[BEGIN GIVEN DATA]

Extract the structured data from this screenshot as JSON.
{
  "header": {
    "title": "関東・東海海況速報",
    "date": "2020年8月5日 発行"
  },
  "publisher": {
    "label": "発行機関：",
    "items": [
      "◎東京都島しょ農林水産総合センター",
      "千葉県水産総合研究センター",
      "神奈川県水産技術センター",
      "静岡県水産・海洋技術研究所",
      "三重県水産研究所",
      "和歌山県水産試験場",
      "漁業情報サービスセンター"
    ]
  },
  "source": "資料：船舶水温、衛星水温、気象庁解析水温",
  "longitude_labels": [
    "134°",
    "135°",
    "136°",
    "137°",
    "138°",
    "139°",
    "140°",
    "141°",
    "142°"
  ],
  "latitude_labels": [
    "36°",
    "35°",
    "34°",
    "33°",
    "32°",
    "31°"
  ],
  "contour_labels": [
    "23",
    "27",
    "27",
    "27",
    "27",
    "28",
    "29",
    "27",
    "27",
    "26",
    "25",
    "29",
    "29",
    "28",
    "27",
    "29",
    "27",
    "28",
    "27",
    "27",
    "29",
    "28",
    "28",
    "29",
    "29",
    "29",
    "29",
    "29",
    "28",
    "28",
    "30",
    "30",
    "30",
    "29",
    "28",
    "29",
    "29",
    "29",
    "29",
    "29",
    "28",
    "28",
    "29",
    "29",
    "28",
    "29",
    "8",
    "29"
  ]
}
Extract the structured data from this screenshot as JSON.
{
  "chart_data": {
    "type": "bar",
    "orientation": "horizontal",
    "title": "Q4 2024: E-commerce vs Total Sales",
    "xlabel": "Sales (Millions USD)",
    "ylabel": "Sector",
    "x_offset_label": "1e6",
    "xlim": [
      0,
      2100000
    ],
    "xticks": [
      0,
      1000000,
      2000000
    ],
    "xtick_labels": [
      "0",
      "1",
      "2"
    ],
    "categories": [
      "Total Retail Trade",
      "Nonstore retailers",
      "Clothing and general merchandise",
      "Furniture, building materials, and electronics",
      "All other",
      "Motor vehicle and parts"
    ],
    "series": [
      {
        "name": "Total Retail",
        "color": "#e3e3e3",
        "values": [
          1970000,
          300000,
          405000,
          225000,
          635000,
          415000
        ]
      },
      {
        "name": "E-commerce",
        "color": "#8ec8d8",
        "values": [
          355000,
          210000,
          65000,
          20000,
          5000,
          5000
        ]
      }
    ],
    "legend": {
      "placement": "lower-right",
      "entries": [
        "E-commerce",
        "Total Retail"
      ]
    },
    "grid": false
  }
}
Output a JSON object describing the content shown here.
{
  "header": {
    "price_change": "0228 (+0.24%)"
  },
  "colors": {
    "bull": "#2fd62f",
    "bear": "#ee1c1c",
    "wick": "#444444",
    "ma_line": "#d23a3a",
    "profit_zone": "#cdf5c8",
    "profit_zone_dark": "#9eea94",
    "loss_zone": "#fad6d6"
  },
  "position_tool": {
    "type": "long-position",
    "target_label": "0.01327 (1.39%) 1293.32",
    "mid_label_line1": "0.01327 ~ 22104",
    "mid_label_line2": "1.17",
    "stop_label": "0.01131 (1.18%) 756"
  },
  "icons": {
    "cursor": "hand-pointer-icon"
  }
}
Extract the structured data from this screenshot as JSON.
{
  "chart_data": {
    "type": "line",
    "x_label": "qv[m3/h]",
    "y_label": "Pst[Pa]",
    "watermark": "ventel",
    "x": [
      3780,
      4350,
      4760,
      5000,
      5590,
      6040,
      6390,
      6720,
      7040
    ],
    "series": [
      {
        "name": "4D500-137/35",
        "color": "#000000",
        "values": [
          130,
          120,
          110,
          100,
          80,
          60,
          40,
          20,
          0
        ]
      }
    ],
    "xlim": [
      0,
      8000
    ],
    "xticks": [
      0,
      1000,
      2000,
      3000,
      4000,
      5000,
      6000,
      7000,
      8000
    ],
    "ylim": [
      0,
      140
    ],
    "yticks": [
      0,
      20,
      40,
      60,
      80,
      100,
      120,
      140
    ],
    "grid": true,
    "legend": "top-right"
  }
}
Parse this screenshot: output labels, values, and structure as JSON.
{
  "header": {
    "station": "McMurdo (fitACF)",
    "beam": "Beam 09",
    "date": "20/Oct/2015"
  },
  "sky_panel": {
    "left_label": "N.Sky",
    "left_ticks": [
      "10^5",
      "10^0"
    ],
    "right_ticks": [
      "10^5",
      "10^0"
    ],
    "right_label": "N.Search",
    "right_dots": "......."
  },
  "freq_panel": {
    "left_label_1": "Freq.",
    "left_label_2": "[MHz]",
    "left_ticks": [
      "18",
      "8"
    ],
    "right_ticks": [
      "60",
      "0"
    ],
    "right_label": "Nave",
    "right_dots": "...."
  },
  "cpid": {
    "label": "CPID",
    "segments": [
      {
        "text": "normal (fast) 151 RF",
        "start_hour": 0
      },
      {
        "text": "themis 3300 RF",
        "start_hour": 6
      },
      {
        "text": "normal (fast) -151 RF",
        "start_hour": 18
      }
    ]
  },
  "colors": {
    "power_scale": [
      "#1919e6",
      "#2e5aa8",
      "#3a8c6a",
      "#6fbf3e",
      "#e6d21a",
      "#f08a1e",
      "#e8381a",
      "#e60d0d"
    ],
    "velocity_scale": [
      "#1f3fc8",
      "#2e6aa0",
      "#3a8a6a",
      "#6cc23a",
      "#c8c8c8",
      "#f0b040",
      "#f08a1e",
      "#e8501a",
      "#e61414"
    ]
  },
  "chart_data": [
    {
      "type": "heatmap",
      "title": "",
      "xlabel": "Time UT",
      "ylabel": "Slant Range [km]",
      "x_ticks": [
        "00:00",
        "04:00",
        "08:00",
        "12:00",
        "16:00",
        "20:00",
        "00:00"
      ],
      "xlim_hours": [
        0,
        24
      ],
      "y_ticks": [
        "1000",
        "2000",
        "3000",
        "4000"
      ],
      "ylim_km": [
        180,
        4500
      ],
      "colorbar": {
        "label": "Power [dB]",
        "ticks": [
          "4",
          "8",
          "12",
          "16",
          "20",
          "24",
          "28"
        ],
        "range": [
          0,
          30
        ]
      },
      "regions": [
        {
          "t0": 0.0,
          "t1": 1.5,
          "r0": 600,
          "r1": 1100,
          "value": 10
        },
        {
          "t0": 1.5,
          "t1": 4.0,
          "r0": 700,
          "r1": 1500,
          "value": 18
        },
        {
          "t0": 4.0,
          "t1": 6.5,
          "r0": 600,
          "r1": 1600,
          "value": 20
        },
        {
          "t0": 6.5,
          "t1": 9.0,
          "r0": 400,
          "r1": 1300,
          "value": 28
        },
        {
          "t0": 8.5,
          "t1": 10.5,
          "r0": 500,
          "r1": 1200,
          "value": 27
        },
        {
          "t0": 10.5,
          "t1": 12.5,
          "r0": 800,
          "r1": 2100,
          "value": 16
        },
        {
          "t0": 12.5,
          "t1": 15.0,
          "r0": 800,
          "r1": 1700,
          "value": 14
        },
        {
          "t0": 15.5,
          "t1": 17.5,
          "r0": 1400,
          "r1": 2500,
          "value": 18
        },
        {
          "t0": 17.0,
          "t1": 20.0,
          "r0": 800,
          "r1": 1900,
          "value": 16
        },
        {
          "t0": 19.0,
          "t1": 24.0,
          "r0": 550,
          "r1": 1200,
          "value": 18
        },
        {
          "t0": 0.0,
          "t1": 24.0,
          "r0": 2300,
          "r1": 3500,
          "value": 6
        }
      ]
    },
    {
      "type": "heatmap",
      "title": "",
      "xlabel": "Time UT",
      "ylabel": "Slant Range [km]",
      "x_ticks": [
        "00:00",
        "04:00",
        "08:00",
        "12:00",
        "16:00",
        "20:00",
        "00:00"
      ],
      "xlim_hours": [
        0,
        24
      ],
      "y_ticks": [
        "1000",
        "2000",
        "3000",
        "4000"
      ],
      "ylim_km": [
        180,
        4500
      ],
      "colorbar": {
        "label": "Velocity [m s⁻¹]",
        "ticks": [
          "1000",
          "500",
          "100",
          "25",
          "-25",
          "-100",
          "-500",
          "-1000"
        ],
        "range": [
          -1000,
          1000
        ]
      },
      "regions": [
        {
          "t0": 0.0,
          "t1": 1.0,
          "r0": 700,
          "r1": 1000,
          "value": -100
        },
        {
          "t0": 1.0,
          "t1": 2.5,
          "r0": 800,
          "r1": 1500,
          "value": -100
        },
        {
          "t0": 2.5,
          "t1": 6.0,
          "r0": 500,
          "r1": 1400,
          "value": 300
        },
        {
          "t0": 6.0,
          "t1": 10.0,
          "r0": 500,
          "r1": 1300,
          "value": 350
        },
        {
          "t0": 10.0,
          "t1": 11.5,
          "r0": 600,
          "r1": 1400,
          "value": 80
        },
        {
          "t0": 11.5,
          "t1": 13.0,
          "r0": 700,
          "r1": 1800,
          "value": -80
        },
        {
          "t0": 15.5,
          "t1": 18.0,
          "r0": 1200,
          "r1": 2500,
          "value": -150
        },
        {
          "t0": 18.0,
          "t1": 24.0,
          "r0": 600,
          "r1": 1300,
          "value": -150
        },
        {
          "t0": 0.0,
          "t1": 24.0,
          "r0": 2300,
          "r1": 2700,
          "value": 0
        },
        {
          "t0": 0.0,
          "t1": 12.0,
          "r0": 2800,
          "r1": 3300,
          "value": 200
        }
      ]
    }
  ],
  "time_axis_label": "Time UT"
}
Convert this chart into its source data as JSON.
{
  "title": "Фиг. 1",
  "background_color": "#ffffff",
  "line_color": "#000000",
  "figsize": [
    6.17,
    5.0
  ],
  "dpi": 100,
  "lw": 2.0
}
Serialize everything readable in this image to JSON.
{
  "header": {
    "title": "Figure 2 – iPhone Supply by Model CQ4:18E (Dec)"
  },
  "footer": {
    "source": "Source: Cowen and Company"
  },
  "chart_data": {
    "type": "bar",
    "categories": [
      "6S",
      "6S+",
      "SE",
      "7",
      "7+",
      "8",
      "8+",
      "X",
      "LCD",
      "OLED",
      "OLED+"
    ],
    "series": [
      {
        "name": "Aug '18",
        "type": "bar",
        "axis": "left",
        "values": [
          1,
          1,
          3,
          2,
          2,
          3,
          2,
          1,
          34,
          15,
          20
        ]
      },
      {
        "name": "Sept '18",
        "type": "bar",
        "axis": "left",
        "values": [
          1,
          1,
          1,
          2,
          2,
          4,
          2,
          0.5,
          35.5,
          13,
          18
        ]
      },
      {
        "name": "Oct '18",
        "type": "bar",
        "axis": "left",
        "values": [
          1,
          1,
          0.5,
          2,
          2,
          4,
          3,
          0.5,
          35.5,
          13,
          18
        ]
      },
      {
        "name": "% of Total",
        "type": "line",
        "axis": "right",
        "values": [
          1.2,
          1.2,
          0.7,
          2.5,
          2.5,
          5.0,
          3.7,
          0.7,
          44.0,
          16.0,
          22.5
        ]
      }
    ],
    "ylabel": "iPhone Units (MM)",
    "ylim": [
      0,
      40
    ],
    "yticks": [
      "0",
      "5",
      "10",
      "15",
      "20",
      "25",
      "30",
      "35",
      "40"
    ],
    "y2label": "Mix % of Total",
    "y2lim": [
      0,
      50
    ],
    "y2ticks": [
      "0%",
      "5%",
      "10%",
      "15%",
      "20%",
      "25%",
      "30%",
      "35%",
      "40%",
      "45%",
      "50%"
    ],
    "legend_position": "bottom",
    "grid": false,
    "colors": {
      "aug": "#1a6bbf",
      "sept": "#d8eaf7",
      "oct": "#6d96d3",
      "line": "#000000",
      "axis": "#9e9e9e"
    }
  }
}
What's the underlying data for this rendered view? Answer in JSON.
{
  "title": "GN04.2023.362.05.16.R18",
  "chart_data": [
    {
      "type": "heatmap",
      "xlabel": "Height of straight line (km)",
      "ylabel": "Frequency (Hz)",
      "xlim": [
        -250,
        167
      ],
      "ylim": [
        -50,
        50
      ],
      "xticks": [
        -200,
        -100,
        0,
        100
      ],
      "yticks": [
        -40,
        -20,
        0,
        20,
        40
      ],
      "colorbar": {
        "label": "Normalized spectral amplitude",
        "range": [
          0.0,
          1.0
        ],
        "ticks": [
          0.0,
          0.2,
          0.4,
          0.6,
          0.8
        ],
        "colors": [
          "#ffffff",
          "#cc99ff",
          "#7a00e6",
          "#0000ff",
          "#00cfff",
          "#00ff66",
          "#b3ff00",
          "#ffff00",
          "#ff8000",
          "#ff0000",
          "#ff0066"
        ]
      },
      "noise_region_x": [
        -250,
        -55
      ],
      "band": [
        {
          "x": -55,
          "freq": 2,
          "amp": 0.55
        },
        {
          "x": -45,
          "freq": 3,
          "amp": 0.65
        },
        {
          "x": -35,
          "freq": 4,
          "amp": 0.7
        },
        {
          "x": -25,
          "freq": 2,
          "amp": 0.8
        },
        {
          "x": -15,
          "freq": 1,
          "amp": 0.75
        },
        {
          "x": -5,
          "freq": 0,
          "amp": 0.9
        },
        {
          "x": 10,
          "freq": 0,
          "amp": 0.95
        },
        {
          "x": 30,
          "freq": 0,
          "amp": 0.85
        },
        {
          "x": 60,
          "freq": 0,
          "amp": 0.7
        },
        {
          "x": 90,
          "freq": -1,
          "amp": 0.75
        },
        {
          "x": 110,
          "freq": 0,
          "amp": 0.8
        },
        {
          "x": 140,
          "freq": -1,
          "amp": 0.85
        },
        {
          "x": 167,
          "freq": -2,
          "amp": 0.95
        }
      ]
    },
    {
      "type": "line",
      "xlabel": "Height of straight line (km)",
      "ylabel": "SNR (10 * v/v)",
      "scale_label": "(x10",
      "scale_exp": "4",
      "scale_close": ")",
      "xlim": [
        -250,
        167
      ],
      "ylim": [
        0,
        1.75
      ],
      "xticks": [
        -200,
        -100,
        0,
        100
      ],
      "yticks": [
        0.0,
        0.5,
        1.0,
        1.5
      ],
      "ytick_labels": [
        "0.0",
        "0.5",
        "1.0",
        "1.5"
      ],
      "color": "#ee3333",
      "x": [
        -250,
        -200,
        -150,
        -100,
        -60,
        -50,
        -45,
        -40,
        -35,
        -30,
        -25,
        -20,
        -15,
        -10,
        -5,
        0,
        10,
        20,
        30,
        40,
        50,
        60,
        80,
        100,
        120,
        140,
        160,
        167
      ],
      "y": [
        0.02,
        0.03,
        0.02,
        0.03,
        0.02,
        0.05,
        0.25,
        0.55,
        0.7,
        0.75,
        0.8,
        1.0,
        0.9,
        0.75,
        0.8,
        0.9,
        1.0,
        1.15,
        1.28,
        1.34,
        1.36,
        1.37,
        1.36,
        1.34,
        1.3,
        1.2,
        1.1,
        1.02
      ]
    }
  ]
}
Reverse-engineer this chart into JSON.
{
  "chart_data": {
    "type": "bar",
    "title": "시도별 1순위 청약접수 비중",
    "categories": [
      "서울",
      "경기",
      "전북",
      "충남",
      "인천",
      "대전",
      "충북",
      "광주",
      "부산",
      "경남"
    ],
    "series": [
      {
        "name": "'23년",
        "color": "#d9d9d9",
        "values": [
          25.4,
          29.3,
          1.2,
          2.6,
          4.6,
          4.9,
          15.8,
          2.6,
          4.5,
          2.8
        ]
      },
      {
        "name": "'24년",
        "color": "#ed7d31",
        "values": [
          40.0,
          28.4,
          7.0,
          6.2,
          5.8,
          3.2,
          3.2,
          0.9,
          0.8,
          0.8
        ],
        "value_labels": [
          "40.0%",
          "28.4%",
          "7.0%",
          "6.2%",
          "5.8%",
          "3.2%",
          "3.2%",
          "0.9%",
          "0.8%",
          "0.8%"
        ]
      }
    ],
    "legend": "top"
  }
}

[END GIVEN DATA]

Work out how many lines in the records above hold the string "iPhone", then give only that count.

EXERCISE SOLUTION:
2